◆ WHAT IS BEING ASKED
Exact reproduction of the data is required, with images excluded.

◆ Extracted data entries
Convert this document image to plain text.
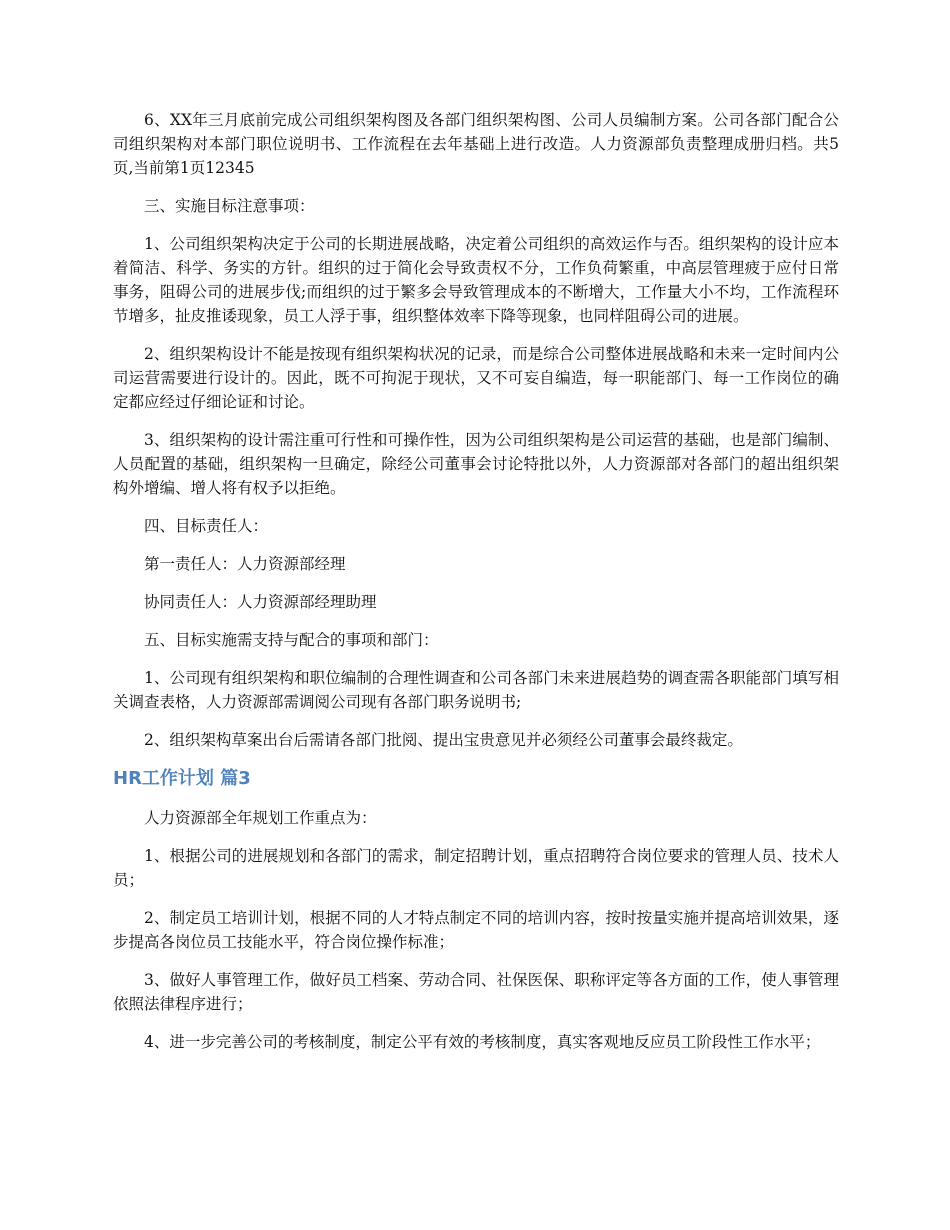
6、XX年三月底前完成公司组织架构图及各部门组织架构图、公司人员编制方案。公司各部门配合公司组织架构对本部门职位说明书、工作流程在去年基础上进行改造。人力资源部负责整理成册归档。共5页,当前第1页12345

三、实施目标注意事项：

1、公司组织架构决定于公司的长期进展战略，决定着公司组织的高效运作与否。组织架构的设计应本着简洁、科学、务实的方针。组织的过于简化会导致责权不分，工作负荷繁重，中高层管理疲于应付日常事务，阻碍公司的进展步伐;而组织的过于繁多会导致管理成本的不断增大，工作量大小不均，工作流程环节增多，扯皮推诿现象，员工人浮于事，组织整体效率下降等现象，也同样阻碍公司的进展。

2、组织架构设计不能是按现有组织架构状况的记录，而是综合公司整体进展战略和未来一定时间内公司运营需要进行设计的。因此，既不可拘泥于现状，又不可妄自编造，每一职能部门、每一工作岗位的确定都应经过仔细论证和讨论。

3、组织架构的设计需注重可行性和可操作性，因为公司组织架构是公司运营的基础，也是部门编制、人员配置的基础，组织架构一旦确定，除经公司董事会讨论特批以外，人力资源部对各部门的超出组织架构外增编、增人将有权予以拒绝。

四、目标责任人：

第一责任人：人力资源部经理

协同责任人：人力资源部经理助理

五、目标实施需支持与配合的事项和部门：

1、公司现有组织架构和职位编制的合理性调查和公司各部门未来进展趋势的调查需各职能部门填写相关调查表格，人力资源部需调阅公司现有各部门职务说明书;

2、组织架构草案出台后需请各部门批阅、提出宝贵意见并必须经公司董事会最终裁定。

HR工作计划 篇3

人力资源部全年规划工作重点为：

1、根据公司的进展规划和各部门的需求，制定招聘计划，重点招聘符合岗位要求的管理人员、技术人员；

2、制定员工培训计划，根据不同的人才特点制定不同的培训内容，按时按量实施并提高培训效果，逐步提高各岗位员工技能水平，符合岗位操作标准；

3、做好人事管理工作，做好员工档案、劳动合同、社保医保、职称评定等各方面的工作，使人事管理依照法律程序进行；

4、进一步完善公司的考核制度，制定公平有效的考核制度，真实客观地反应员工阶段性工作水平；
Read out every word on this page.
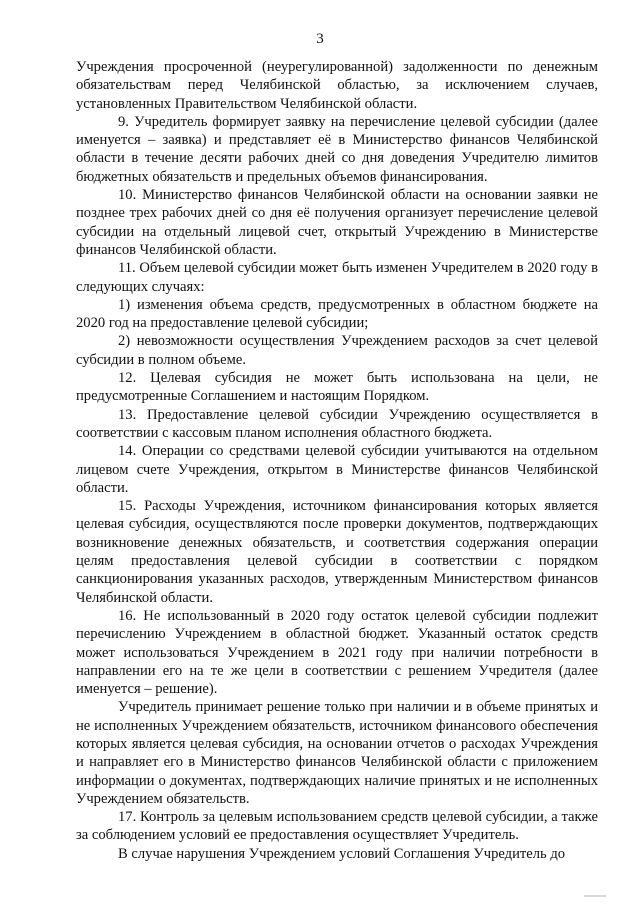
3

Учреждения просроченной (неурегулированной) задолженности по денежным обязательствам перед Челябинской областью, за исключением случаев, установленных Правительством Челябинской области.

9. Учредитель формирует заявку на перечисление целевой субсидии (далее именуется – заявка) и представляет её в Министерство финансов Челябинской области в течение десяти рабочих дней со дня доведения Учредителю лимитов бюджетных обязательств и предельных объемов финансирования.

10. Министерство финансов Челябинской области на основании заявки не позднее трех рабочих дней со дня её получения организует перечисление целевой субсидии на отдельный лицевой счет, открытый Учреждению в Министерстве финансов Челябинской области.

11. Объем целевой субсидии может быть изменен Учредителем в 2020 году в следующих случаях:

1) изменения объема средств, предусмотренных в областном бюджете на 2020 год на предоставление целевой субсидии;

2) невозможности осуществления Учреждением расходов за счет целевой субсидии в полном объеме.

12. Целевая субсидия не может быть использована на цели, не предусмотренные Соглашением и настоящим Порядком.

13. Предоставление целевой субсидии Учреждению осуществляется в соответствии с кассовым планом исполнения областного бюджета.

14. Операции со средствами целевой субсидии учитываются на отдельном лицевом счете Учреждения, открытом в Министерстве финансов Челябинской области.

15. Расходы Учреждения, источником финансирования которых является целевая субсидия, осуществляются после проверки документов, подтверждающих возникновение денежных обязательств, и соответствия содержания операции целям предоставления целевой субсидии в соответствии с порядком санкционирования указанных расходов, утвержденным Министерством финансов Челябинской области.

16. Не использованный в 2020 году остаток целевой субсидии подлежит перечислению Учреждением в областной бюджет. Указанный остаток средств может использоваться Учреждением в 2021 году при наличии потребности в направлении его на те же цели в соответствии с решением Учредителя (далее именуется – решение).

Учредитель принимает решение только при наличии и в объеме принятых и не исполненных Учреждением обязательств, источником финансового обеспечения которых является целевая субсидия, на основании отчетов о расходах Учреждения и направляет его в Министерство финансов Челябинской области с приложением информации о документах, подтверждающих наличие принятых и не исполненных Учреждением обязательств.

17. Контроль за целевым использованием средств целевой субсидии, а также за соблюдением условий ее предоставления осуществляет Учредитель.

В случае нарушения Учреждением условий Соглашения Учредитель до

◆ SOLUTION FOR THIS PROBLEM
Convert this document image to plain text.
6、XX年三月底前完成公司组织架构图及各部门组织架构图、公司人员编制方案。公司各部门配合公司组织架构对本部门职位说明书、工作流程在去年基础上进行改造。人力资源部负责整理成册归档。共5页,当前第1页12345

三、实施目标注意事项：

1、公司组织架构决定于公司的长期进展战略，决定着公司组织的高效运作与否。组织架构的设计应本着简洁、科学、务实的方针。组织的过于简化会导致责权不分，工作负荷繁重，中高层管理疲于应付日常事务，阻碍公司的进展步伐;而组织的过于繁多会导致管理成本的不断增大，工作量大小不均，工作流程环节增多，扯皮推诿现象，员工人浮于事，组织整体效率下降等现象，也同样阻碍公司的进展。

2、组织架构设计不能是按现有组织架构状况的记录，而是综合公司整体进展战略和未来一定时间内公司运营需要进行设计的。因此，既不可拘泥于现状，又不可妄自编造，每一职能部门、每一工作岗位的确定都应经过仔细论证和讨论。

3、组织架构的设计需注重可行性和可操作性，因为公司组织架构是公司运营的基础，也是部门编制、人员配置的基础，组织架构一旦确定，除经公司董事会讨论特批以外，人力资源部对各部门的超出组织架构外增编、增人将有权予以拒绝。

四、目标责任人：

第一责任人：人力资源部经理

协同责任人：人力资源部经理助理

五、目标实施需支持与配合的事项和部门：

1、公司现有组织架构和职位编制的合理性调查和公司各部门未来进展趋势的调查需各职能部门填写相关调查表格，人力资源部需调阅公司现有各部门职务说明书;

2、组织架构草案出台后需请各部门批阅、提出宝贵意见并必须经公司董事会最终裁定。

HR工作计划 篇3

人力资源部全年规划工作重点为：

1、根据公司的进展规划和各部门的需求，制定招聘计划，重点招聘符合岗位要求的管理人员、技术人员；

2、制定员工培训计划，根据不同的人才特点制定不同的培训内容，按时按量实施并提高培训效果，逐步提高各岗位员工技能水平，符合岗位操作标准；

3、做好人事管理工作，做好员工档案、劳动合同、社保医保、职称评定等各方面的工作，使人事管理依照法律程序进行；

4、进一步完善公司的考核制度，制定公平有效的考核制度，真实客观地反应员工阶段性工作水平；
Read out every word on this page.
3

Учреждения просроченной (неурегулированной) задолженности по денежным обязательствам перед Челябинской областью, за исключением случаев, установленных Правительством Челябинской области.

9. Учредитель формирует заявку на перечисление целевой субсидии (далее именуется – заявка) и представляет её в Министерство финансов Челябинской области в течение десяти рабочих дней со дня доведения Учредителю лимитов бюджетных обязательств и предельных объемов финансирования.

10. Министерство финансов Челябинской области на основании заявки не позднее трех рабочих дней со дня её получения организует перечисление целевой субсидии на отдельный лицевой счет, открытый Учреждению в Министерстве финансов Челябинской области.

11. Объем целевой субсидии может быть изменен Учредителем в 2020 году в следующих случаях:

1) изменения объема средств, предусмотренных в областном бюджете на 2020 год на предоставление целевой субсидии;

2) невозможности осуществления Учреждением расходов за счет целевой субсидии в полном объеме.

12. Целевая субсидия не может быть использована на цели, не предусмотренные Соглашением и настоящим Порядком.

13. Предоставление целевой субсидии Учреждению осуществляется в соответствии с кассовым планом исполнения областного бюджета.

14. Операции со средствами целевой субсидии учитываются на отдельном лицевом счете Учреждения, открытом в Министерстве финансов Челябинской области.

15. Расходы Учреждения, источником финансирования которых является целевая субсидия, осуществляются после проверки документов, подтверждающих возникновение денежных обязательств, и соответствия содержания операции целям предоставления целевой субсидии в соответствии с порядком санкционирования указанных расходов, утвержденным Министерством финансов Челябинской области.

16. Не использованный в 2020 году остаток целевой субсидии подлежит перечислению Учреждением в областной бюджет. Указанный остаток средств может использоваться Учреждением в 2021 году при наличии потребности в направлении его на те же цели в соответствии с решением Учредителя (далее именуется – решение).

Учредитель принимает решение только при наличии и в объеме принятых и не исполненных Учреждением обязательств, источником финансового обеспечения которых является целевая субсидия, на основании отчетов о расходах Учреждения и направляет его в Министерство финансов Челябинской области с приложением информации о документах, подтверждающих наличие принятых и не исполненных Учреждением обязательств.

17. Контроль за целевым использованием средств целевой субсидии, а также за соблюдением условий ее предоставления осуществляет Учредитель.

В случае нарушения Учреждением условий Соглашения Учредитель до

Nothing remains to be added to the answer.